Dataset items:
* start *

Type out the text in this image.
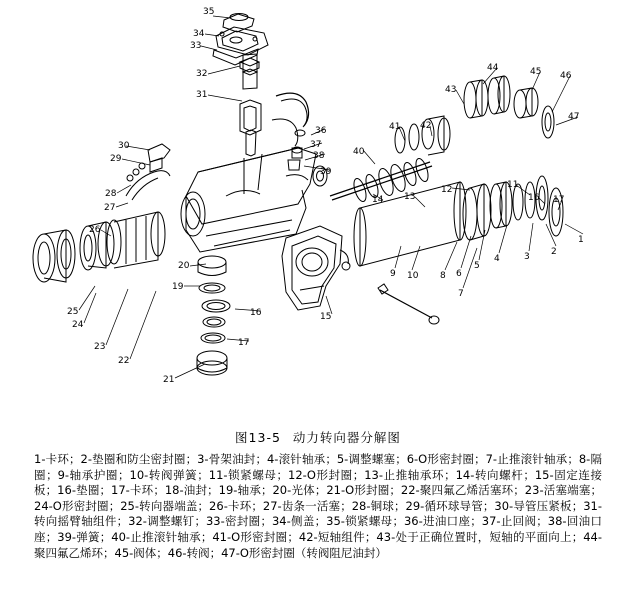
35
34
33
44	45 46
32
31	43
47
36	41 42
37
38
30
29
40
39
12	11
28	13
27
14	16 17
26
1
2
3
4
5
20
19
6
8
10
9
7
25	16
24
15
17
23
22
21
图13-5 动力转向器分解图
1-卡环；2-垫圈和防尘密封圈；3-骨架油封；4-滚针轴承；5-调整螺塞；6-O形密封圈；7-止推滚针轴承；8-隔圈；9-轴承护圈；10-转阀弹簧；11-锁紧螺母；12-O形封圈；13-止推轴承环；14-转向螺杆；15-固定连接板；16-垫圈；17-卡环；18-油封；19-轴承；20-光体；21-O形封圈；22-聚四氟乙烯活塞环；23-活塞端塞；24-O形密封圈；25-转向器端盖；26-卡环；27-齿条一活塞；28-铜球；29-循环球导管；30-导管压紧板；31-转向摇臂轴组件；32-调整螺钉；33-密封圈；34-侧盖；35-锁紧螺母；36-进油口座；37-止回阀；38-回油口座；39-弹簧；40-止推滚针轴承；41-O形密封圈；42-短轴组件；43-处于正确位置时，短轴的平面向上；44-聚四氟乙烯环；45-阀体；46-转阀；47-O形密封圈（转阀阻尼油封）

* end *

▶ [GOAL OF THE EXERCISE]
Every record is to be reproduced exactly, with no pictures included.

▶ [TASK RESPONSE]
Type out the text in this image.
35
34
33
44	45 46
32
31	43
47
36	41 42
37
38
30
29
40
39
12	11
28	13
27
14	16 17
26
1
2
3
4
5
20
19
6
8
10
9
7
25	16
24
15
17
23
22
21
图13-5 动力转向器分解图
1-卡环；2-垫圈和防尘密封圈；3-骨架油封；4-滚针轴承；5-调整螺塞；6-O形密封圈；7-止推滚针轴承；8-隔圈；9-轴承护圈；10-转阀弹簧；11-锁紧螺母；12-O形封圈；13-止推轴承环；14-转向螺杆；15-固定连接板；16-垫圈；17-卡环；18-油封；19-轴承；20-光体；21-O形封圈；22-聚四氟乙烯活塞环；23-活塞端塞；24-O形密封圈；25-转向器端盖；26-卡环；27-齿条一活塞；28-铜球；29-循环球导管；30-导管压紧板；31-转向摇臂轴组件；32-调整螺钉；33-密封圈；34-侧盖；35-锁紧螺母；36-进油口座；37-止回阀；38-回油口座；39-弹簧；40-止推滚针轴承；41-O形密封圈；42-短轴组件；43-处于正确位置时，短轴的平面向上；44-聚四氟乙烯环；45-阀体；46-转阀；47-O形密封圈（转阀阻尼油封）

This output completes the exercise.